▸ **WORK REQUIRED**:
Give the number of lines containing the word "equalizers", and nothing else.

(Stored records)
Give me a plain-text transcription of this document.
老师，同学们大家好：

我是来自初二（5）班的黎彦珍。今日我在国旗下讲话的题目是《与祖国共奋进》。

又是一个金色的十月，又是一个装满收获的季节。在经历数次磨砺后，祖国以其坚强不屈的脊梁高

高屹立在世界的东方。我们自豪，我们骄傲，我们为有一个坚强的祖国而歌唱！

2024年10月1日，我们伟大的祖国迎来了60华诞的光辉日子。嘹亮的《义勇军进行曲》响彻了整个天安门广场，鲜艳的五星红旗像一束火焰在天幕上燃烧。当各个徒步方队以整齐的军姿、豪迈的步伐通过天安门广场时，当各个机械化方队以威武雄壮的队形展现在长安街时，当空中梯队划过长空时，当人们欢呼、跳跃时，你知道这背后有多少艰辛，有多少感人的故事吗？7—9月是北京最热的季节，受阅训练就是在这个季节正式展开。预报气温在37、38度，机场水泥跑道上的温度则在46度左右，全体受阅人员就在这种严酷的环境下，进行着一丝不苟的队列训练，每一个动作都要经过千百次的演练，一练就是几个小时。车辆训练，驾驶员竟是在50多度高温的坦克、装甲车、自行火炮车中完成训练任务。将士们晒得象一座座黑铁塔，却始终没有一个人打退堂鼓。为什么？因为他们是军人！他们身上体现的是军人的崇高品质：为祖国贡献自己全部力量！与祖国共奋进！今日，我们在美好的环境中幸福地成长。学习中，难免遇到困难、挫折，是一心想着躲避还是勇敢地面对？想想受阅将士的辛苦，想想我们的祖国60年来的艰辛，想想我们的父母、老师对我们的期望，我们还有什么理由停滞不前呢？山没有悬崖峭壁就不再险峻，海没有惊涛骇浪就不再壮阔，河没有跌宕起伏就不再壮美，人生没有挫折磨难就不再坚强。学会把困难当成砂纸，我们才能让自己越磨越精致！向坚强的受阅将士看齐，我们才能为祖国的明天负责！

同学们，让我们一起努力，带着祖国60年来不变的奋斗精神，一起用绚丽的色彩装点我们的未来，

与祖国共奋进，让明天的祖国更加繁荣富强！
--
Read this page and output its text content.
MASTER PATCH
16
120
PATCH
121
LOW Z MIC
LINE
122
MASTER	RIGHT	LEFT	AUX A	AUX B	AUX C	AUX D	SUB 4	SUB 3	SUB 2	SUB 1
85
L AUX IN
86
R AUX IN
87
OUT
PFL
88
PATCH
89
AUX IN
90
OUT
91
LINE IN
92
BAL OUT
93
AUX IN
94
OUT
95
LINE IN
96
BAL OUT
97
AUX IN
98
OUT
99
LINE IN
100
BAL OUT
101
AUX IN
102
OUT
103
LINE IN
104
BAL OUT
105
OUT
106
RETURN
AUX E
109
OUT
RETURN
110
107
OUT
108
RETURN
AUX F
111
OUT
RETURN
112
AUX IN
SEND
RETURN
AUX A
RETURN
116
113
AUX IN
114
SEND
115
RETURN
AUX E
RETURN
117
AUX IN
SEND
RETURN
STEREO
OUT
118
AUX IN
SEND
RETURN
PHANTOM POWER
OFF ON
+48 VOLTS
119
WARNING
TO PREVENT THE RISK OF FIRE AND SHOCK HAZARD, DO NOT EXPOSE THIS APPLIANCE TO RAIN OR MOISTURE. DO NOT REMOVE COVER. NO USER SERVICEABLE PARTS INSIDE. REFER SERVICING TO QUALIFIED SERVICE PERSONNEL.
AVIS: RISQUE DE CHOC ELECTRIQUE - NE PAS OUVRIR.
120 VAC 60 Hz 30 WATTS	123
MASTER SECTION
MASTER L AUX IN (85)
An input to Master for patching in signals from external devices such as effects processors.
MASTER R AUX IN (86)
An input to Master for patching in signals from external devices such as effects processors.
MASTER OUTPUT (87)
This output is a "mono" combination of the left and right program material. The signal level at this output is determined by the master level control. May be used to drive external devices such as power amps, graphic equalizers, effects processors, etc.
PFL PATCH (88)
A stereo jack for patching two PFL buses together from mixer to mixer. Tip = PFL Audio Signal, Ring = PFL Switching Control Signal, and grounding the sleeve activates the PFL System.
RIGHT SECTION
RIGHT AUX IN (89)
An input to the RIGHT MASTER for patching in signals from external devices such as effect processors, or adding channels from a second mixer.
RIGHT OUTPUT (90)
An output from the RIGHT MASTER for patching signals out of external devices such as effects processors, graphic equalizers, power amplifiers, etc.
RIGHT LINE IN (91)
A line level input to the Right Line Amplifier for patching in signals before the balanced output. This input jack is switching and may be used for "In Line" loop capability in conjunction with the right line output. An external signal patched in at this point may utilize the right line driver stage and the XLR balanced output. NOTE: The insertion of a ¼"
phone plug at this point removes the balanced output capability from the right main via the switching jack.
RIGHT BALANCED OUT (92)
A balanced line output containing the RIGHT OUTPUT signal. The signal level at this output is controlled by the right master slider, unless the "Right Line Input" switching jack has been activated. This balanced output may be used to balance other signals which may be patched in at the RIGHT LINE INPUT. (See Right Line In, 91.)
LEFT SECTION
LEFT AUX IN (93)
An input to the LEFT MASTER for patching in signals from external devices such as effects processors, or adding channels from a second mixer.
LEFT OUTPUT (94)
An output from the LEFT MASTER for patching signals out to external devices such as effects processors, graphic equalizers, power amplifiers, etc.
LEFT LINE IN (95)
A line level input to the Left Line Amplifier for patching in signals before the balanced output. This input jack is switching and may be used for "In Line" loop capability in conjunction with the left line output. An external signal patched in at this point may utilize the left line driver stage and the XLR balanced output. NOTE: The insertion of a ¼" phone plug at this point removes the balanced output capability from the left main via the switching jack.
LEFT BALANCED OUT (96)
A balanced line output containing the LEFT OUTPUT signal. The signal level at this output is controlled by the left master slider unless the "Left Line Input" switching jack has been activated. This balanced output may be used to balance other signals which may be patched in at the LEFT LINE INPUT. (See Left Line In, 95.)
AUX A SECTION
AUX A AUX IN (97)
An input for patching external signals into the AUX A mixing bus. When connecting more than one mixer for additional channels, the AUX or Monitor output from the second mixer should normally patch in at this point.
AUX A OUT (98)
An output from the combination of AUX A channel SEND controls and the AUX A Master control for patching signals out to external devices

▸ **REPLY TO THE EXERCISE**:
3